Problem to work on ▸
Copy the lines that follow, keeping every character the same.

Supplied material ▸
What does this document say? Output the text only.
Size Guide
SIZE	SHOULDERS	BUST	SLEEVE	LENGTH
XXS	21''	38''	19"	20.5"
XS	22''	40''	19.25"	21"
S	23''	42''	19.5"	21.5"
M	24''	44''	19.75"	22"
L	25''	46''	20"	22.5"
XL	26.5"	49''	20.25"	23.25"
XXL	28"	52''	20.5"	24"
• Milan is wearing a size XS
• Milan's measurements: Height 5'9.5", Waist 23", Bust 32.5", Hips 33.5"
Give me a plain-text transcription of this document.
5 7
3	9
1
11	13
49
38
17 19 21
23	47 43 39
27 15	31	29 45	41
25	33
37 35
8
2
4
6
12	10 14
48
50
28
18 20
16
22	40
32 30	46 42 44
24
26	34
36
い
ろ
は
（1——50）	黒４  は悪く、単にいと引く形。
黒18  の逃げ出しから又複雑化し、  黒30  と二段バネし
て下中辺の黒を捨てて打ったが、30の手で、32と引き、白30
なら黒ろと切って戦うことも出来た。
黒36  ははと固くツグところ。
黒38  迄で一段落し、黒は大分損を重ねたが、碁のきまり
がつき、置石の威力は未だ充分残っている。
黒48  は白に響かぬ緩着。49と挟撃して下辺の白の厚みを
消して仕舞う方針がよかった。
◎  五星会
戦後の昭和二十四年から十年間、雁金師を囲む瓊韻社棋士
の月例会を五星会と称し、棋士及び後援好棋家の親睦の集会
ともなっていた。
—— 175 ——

Result of this exercise ▸
What does this document say? Output the text only.
Size Guide
SIZE	SHOULDERS	BUST	SLEEVE	LENGTH
XXS	21''	38''	19"	20.5"
XS	22''	40''	19.25"	21"
S	23''	42''	19.5"	21.5"
M	24''	44''	19.75"	22"
L	25''	46''	20"	22.5"
XL	26.5"	49''	20.25"	23.25"
XXL	28"	52''	20.5"	24"
• Milan is wearing a size XS
• Milan's measurements: Height 5'9.5", Waist 23", Bust 32.5", Hips 33.5"
Give me a plain-text transcription of this document.
5 7
3	9
1
11	13
49
38
17 19 21
23	47 43 39
27 15	31	29 45	41
25	33
37 35
8
2
4
6
12	10 14
48
50
28
18 20
16
22	40
32 30	46 42 44
24
26	34
36
い
ろ
は
（1——50）	黒４  は悪く、単にいと引く形。
黒18  の逃げ出しから又複雑化し、  黒30  と二段バネし
て下中辺の黒を捨てて打ったが、30の手で、32と引き、白30
なら黒ろと切って戦うことも出来た。
黒36  ははと固くツグところ。
黒38  迄で一段落し、黒は大分損を重ねたが、碁のきまり
がつき、置石の威力は未だ充分残っている。
黒48  は白に響かぬ緩着。49と挟撃して下辺の白の厚みを
消して仕舞う方針がよかった。
◎  五星会
戦後の昭和二十四年から十年間、雁金師を囲む瓊韻社棋士
の月例会を五星会と称し、棋士及び後援好棋家の親睦の集会
ともなっていた。
—— 175 ——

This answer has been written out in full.